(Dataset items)
- - - -

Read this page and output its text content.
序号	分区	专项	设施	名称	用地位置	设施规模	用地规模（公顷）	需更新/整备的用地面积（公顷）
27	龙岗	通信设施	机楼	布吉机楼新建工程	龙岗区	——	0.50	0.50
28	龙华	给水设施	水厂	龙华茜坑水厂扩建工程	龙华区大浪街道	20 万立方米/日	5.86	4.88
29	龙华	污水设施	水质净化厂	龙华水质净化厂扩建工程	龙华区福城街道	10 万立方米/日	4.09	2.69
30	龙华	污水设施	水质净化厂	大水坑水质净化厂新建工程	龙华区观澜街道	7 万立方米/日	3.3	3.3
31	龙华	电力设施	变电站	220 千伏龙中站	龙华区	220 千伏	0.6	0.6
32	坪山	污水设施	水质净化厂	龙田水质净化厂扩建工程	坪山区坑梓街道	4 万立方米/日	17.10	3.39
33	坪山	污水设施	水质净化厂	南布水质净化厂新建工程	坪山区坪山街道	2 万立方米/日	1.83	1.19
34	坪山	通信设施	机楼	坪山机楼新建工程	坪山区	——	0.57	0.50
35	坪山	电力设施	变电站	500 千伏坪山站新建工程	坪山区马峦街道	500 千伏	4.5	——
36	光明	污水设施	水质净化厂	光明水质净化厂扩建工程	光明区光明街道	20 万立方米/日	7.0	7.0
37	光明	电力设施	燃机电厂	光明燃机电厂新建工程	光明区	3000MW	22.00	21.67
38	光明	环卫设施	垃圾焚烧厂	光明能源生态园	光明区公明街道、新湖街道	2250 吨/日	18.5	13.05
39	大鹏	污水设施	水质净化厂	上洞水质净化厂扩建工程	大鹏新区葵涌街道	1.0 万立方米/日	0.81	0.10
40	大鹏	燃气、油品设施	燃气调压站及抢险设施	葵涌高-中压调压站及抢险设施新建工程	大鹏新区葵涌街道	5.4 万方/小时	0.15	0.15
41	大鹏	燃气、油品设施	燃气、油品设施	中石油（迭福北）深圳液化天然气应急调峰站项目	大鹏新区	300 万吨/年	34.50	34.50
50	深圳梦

- - - -

◆ Task statement: Return solely the number of lines in the data that include the word "万立方米".

◆ The answer: 7